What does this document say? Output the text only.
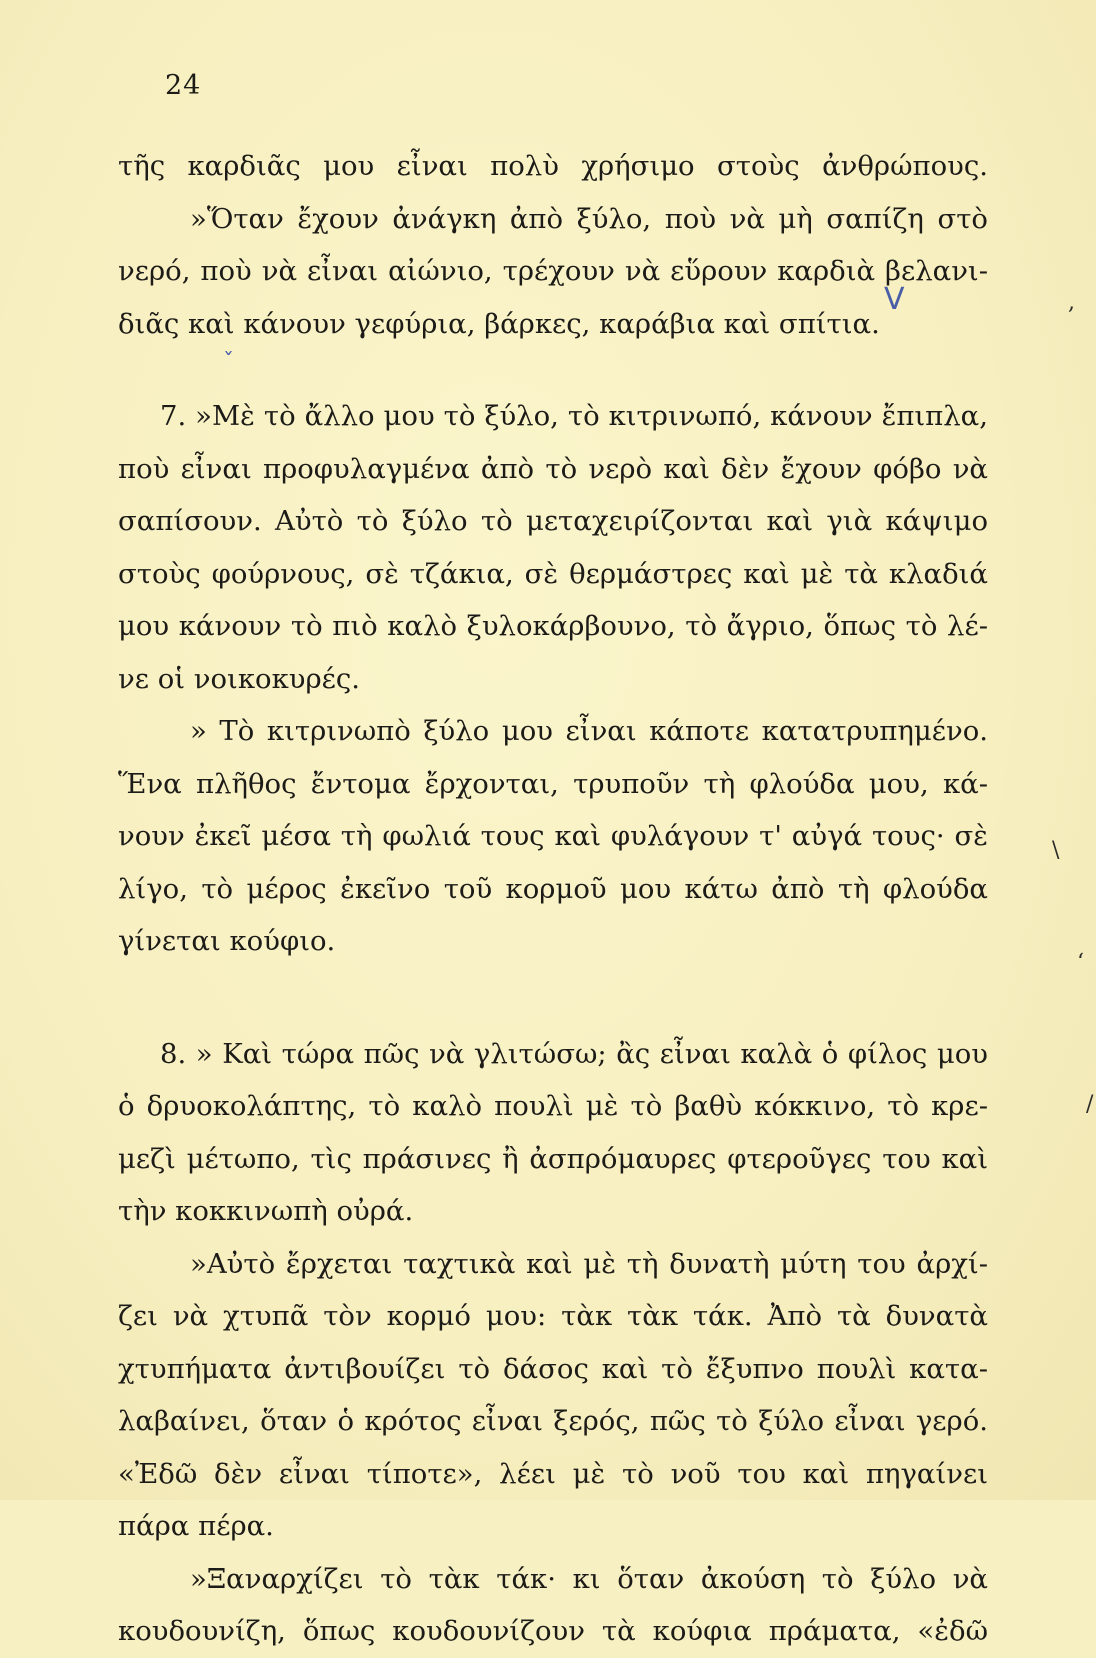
24
τῆς καρδιᾶς μου εἶναι πολὺ χρήσιμο στοὺς ἀνθρώπους.
»Ὅταν ἔχουν ἀνάγκη ἀπὸ ξύλο, ποὺ νὰ μὴ σαπίζη στὸ
νερό, ποὺ νὰ εἶναι αἰώνιο, τρέχουν νὰ εὕρουν καρδιὰ βελανι-
διᾶς καὶ κάνουν γεφύρια, βάρκες, καράβια καὶ σπίτια.
7. »Μὲ τὸ ἄλλο μου τὸ ξύλο, τὸ κιτρινωπό, κάνουν ἔπιπλα,
ποὺ εἶναι προφυλαγμένα ἀπὸ τὸ νερὸ καὶ δὲν ἔχουν φόβο νὰ
σαπίσουν. Αὐτὸ τὸ ξύλο τὸ μεταχειρίζονται καὶ γιὰ κάψιμο
στοὺς φούρνους, σὲ τζάκια, σὲ θερμάστρες καὶ μὲ τὰ κλαδιά
μου κάνουν τὸ πιὸ καλὸ ξυλοκάρβουνο, τὸ ἄγριο, ὅπως τὸ λέ-
νε οἱ νοικοκυρές.
» Τὸ κιτρινωπὸ ξύλο μου εἶναι κάποτε κατατρυπημένο.
Ἕνα πλῆθος ἔντομα ἔρχονται, τρυποῦν τὴ φλούδα μου, κά-
νουν ἐκεῖ μέσα τὴ φωλιά τους καὶ φυλάγουν τ' αὐγά τους· σὲ
λίγο, τὸ μέρος ἐκεῖνο τοῦ κορμοῦ μου κάτω ἀπὸ τὴ φλούδα
γίνεται κούφιο.
8. » Καὶ τώρα πῶς νὰ γλιτώσω; ἂς εἶναι καλὰ ὁ φίλος μου
ὁ δρυοκολάπτης, τὸ καλὸ πουλὶ μὲ τὸ βαθὺ κόκκινο, τὸ κρε-
μεζὶ μέτωπο, τὶς πράσινες ἢ ἀσπρόμαυρες φτεροῦγες του καὶ
τὴν κοκκινωπὴ οὐρά.
»Αὐτὸ ἔρχεται ταχτικὰ καὶ μὲ τὴ δυνατὴ μύτη του ἀρχί-
ζει νὰ χτυπᾶ τὸν κορμό μου: τὰκ τὰκ τάκ. Ἀπὸ τὰ δυνατὰ
χτυπήματα ἀντιβουίζει τὸ δάσος καὶ τὸ ἔξυπνο πουλὶ κατα-
λαβαίνει, ὅταν ὁ κρότος εἶναι ξερός, πῶς τὸ ξύλο εἶναι γερό.
«Ἐδῶ δὲν εἶναι τίποτε», λέει μὲ τὸ νοῦ του καὶ πηγαίνει
πάρα πέρα.
»Ξαναρχίζει τὸ τὰκ τάκ· κι ὅταν ἀκούση τὸ ξύλο νὰ
κουδουνίζη, ὅπως κουδουνίζουν τὰ κούφια πράματα, «ἐδῶ
V
ˇ
,
\
‘
/
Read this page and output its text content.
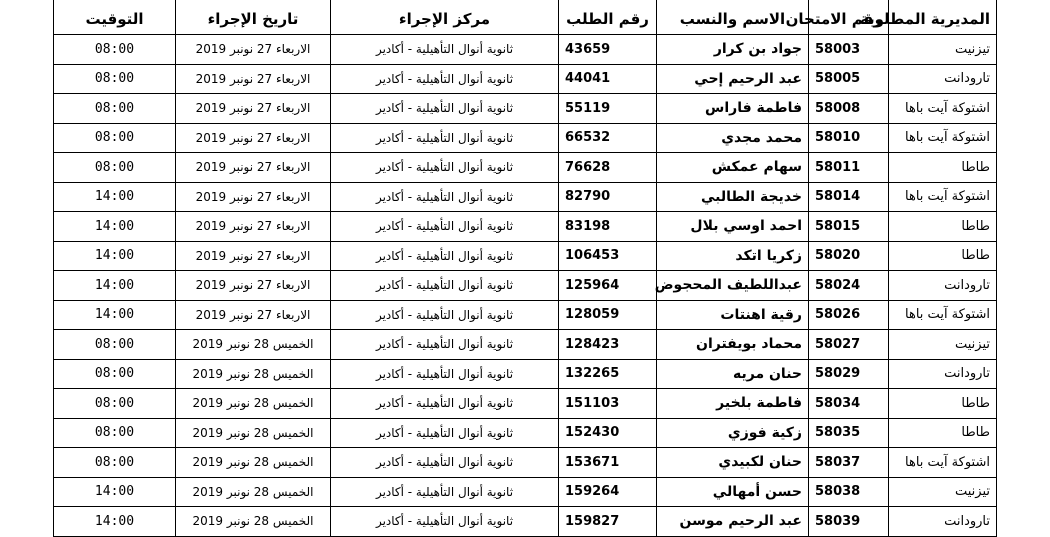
المديرية المطلوبة	رقم الامتحان	الاسم والنسب	رقم الطلب	مركز الإجراء	تاريخ الإجراء	التوقيت
تيزنيت	58003	جواد بن كرار	43659	ثانوية أنوال التأهيلية - أكادير	الاربعاء 27 نونبر 2019	08:00
تارودانت	58005	عبد الرحيم إحي	44041	ثانوية أنوال التأهيلية - أكادير	الاربعاء 27 نونبر 2019	08:00
اشتوكة آيت باها	58008	فاطمة فاراس	55119	ثانوية أنوال التأهيلية - أكادير	الاربعاء 27 نونبر 2019	08:00
اشتوكة آيت باها	58010	محمد مجدي	66532	ثانوية أنوال التأهيلية - أكادير	الاربعاء 27 نونبر 2019	08:00
طاطا	58011	سهام عمكش	76628	ثانوية أنوال التأهيلية - أكادير	الاربعاء 27 نونبر 2019	08:00
اشتوكة آيت باها	58014	خديجة الطالبي	82790	ثانوية أنوال التأهيلية - أكادير	الاربعاء 27 نونبر 2019	14:00
طاطا	58015	احمد اوسي بلال	83198	ثانوية أنوال التأهيلية - أكادير	الاربعاء 27 نونبر 2019	14:00
طاطا	58020	زكريا اتكد	106453	ثانوية أنوال التأهيلية - أكادير	الاربعاء 27 نونبر 2019	14:00
تارودانت	58024	عبداللطيف المحجوض	125964	ثانوية أنوال التأهيلية - أكادير	الاربعاء 27 نونبر 2019	14:00
اشتوكة آيت باها	58026	رقية اهنتات	128059	ثانوية أنوال التأهيلية - أكادير	الاربعاء 27 نونبر 2019	14:00
تيزنيت	58027	محماد بويفتران	128423	ثانوية أنوال التأهيلية - أكادير	الخميس 28 نونبر 2019	08:00
تارودانت	58029	حنان مريه	132265	ثانوية أنوال التأهيلية - أكادير	الخميس 28 نونبر 2019	08:00
طاطا	58034	فاطمة بلخير	151103	ثانوية أنوال التأهيلية - أكادير	الخميس 28 نونبر 2019	08:00
طاطا	58035	زكية فوزي	152430	ثانوية أنوال التأهيلية - أكادير	الخميس 28 نونبر 2019	08:00
اشتوكة آيت باها	58037	حنان لكبيدي	153671	ثانوية أنوال التأهيلية - أكادير	الخميس 28 نونبر 2019	08:00
تيزنيت	58038	حسن أمهالي	159264	ثانوية أنوال التأهيلية - أكادير	الخميس 28 نونبر 2019	14:00
تارودانت	58039	عبد الرحيم موسن	159827	ثانوية أنوال التأهيلية - أكادير	الخميس 28 نونبر 2019	14:00
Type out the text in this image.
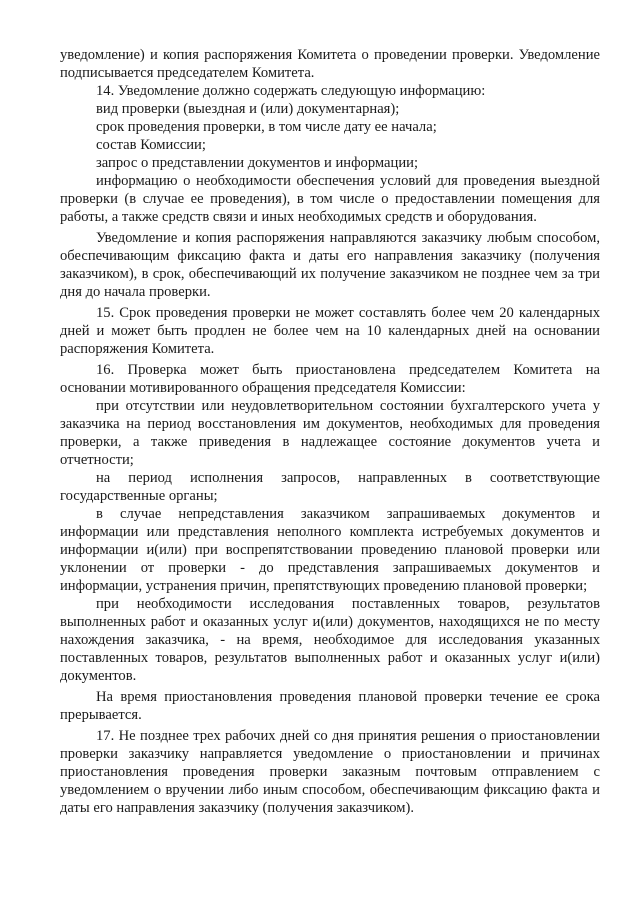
уведомление) и копия распоряжения Комитета о проведении проверки. Уведомление подписывается председателем Комитета.

14. Уведомление должно содержать следующую информацию:

вид проверки (выездная и (или) документарная);

срок проведения проверки, в том числе дату ее начала;

состав Комиссии;

запрос о представлении документов и информации;

информацию о необходимости обеспечения условий для проведения выездной проверки (в случае ее проведения), в том числе о предоставлении помещения для работы, а также средств связи и иных необходимых средств и оборудования.

Уведомление и копия распоряжения направляются заказчику любым способом, обеспечивающим фиксацию факта и даты его направления заказчику (получения заказчиком), в срок, обеспечивающий их получение заказчиком не позднее чем за три дня до начала проверки.

15. Срок проведения проверки не может составлять более чем 20 календарных дней и может быть продлен не более чем на 10 календарных дней на основании распоряжения Комитета.

16. Проверка может быть приостановлена председателем Комитета на основании мотивированного обращения председателя Комиссии:

при отсутствии или неудовлетворительном состоянии бухгалтерского учета у заказчика на период восстановления им документов, необходимых для проведения проверки, а также приведения в надлежащее состояние документов учета и отчетности;

на период исполнения запросов, направленных в соответствующие государственные органы;

в случае непредставления заказчиком запрашиваемых документов и информации или представления неполного комплекта истребуемых документов и информации и(или) при воспрепятствовании проведению плановой проверки или уклонении от проверки - до представления запрашиваемых документов и информации, устранения причин, препятствующих проведению плановой проверки;

при необходимости исследования поставленных товаров, результатов выполненных работ и оказанных услуг и(или) документов, находящихся не по месту нахождения заказчика, - на время, необходимое для исследования указанных поставленных товаров, результатов выполненных работ и оказанных услуг и(или) документов.

На время приостановления проведения плановой проверки течение ее срока прерывается.

17. Не позднее трех рабочих дней со дня принятия решения о приостановлении проверки заказчику направляется уведомление о приостановлении и причинах приостановления проведения проверки заказным почтовым отправлением с уведомлением о вручении либо иным способом, обеспечивающим фиксацию факта и даты его направления заказчику (получения заказчиком).
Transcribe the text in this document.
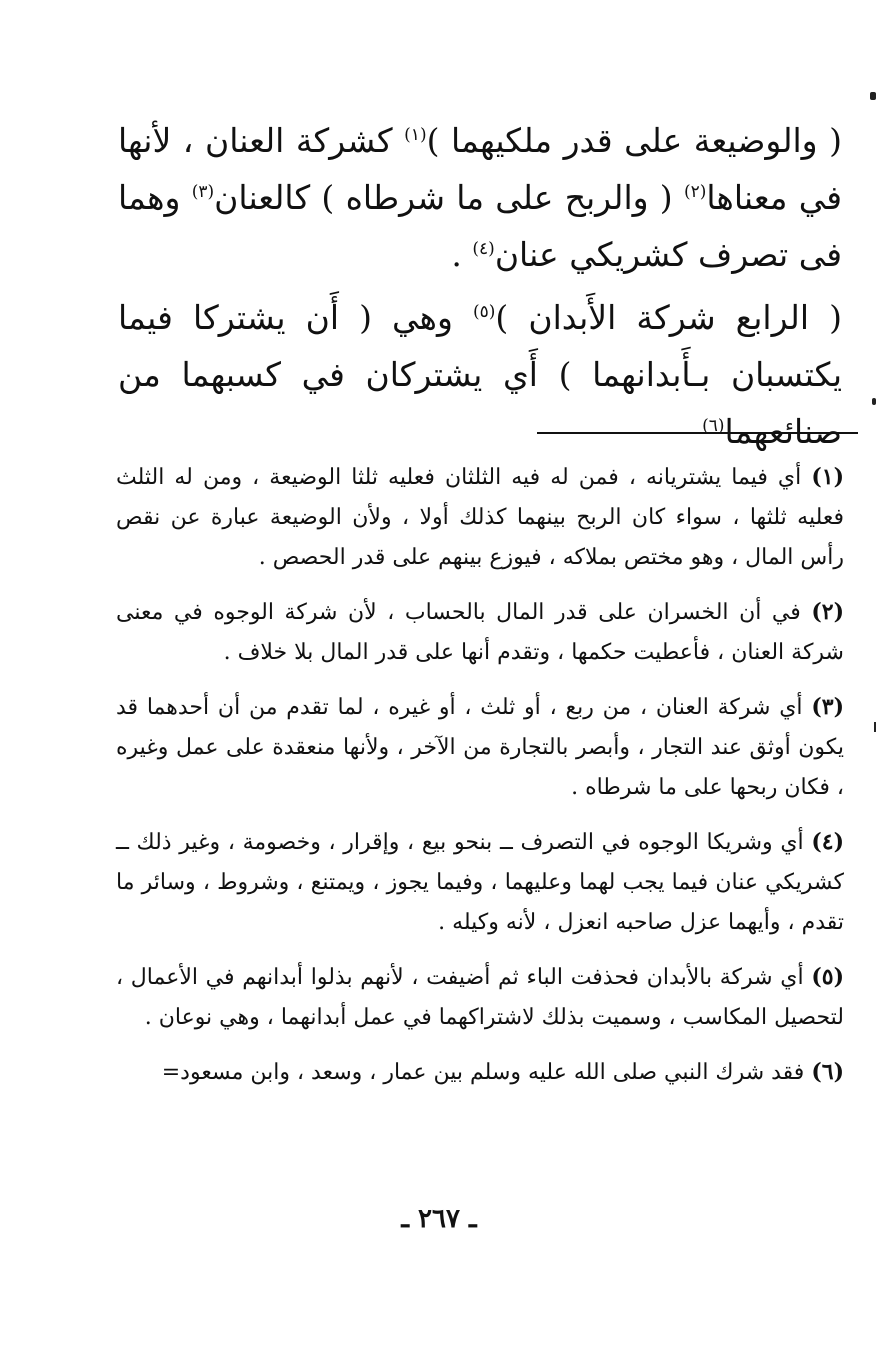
( والوضيعة على قدر ملكيهما )$^{(١)}$ كشركة العنان ، لأنها في معناها$^{(٢)}$ ( والربح على ما شرطاه ) كالعنان$^{(٣)}$ وهما فى تصرف كشريكي عنان$^{(٤)}$ .

( الرابع شركة الأَبدان )$^{(٥)}$ وهي ( أَن يشتركا فيما يكتسبان بـأَبدانهما ) أَي يشتركان في كسبهما من صنائعهما$^{(٦)}$

(١) أي فيما يشتريانه ، فمن له فيه الثلثان فعليه ثلثا الوضيعة ، ومن له الثلث فعليه ثلثها ، سواء كان الربح بينهما كذلك أولا ، ولأن الوضيعة عبارة عن نقص رأس المال ، وهو مختص بملاكه ، فيوزع بينهم على قدر الحصص .

(٢) في أن الخسران على قدر المال بالحساب ، لأن شركة الوجوه في معنى شركة العنان ، فأعطيت حكمها ، وتقدم أنها على قدر المال بلا خلاف .

(٣) أي شركة العنان ، من ربع ، أو ثلث ، أو غيره ، لما تقدم من أن أحدهما قد يكون أوثق عند التجار ، وأبصر بالتجارة من الآخر ، ولأنها منعقدة على عمل وغيره ، فكان ربحها على ما شرطاه .

(٤) أي وشريكا الوجوه في التصرف ــ بنحو بيع ، وإقرار ، وخصومة ، وغير ذلك ــ كشريكي عنان فيما يجب لهما وعليهما ، وفيما يجوز ، ويمتنع ، وشروط ، وسائر ما تقدم ، وأيهما عزل صاحبه انعزل ، لأنه وكيله .

(٥) أي شركة بالأبدان فحذفت الباء ثم أضيفت ، لأنهم بذلوا أبدانهم في الأعمال ، لتحصيل المكاسب ، وسميت بذلك لاشتراكهما في عمل أبدانهما ، وهي نوعان .

(٦) فقد شرك النبي صلى الله عليه وسلم بين عمار ، وسعد ، وابن مسعود=

ـ ٢٦٧ ـ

WORK TO BE COMPLETED: Go through the records and copy each line with "даты" in it.

THE COMPLETED TASK:
Уведомление и копия распоряжения направляются заказчику любым способом, обеспечивающим фиксацию факта и даты его направления заказчику (получения заказчиком), в срок, обеспечивающий их получение заказчиком не позднее чем за три дня до начала проверки.
17. Не позднее трех рабочих дней со дня принятия решения о приостановлении проверки заказчику направляется уведомление о приостановлении и причинах приостановления проведения проверки заказным почтовым отправлением с уведомлением о вручении либо иным способом, обеспечивающим фиксацию факта и даты его направления заказчику (получения заказчиком).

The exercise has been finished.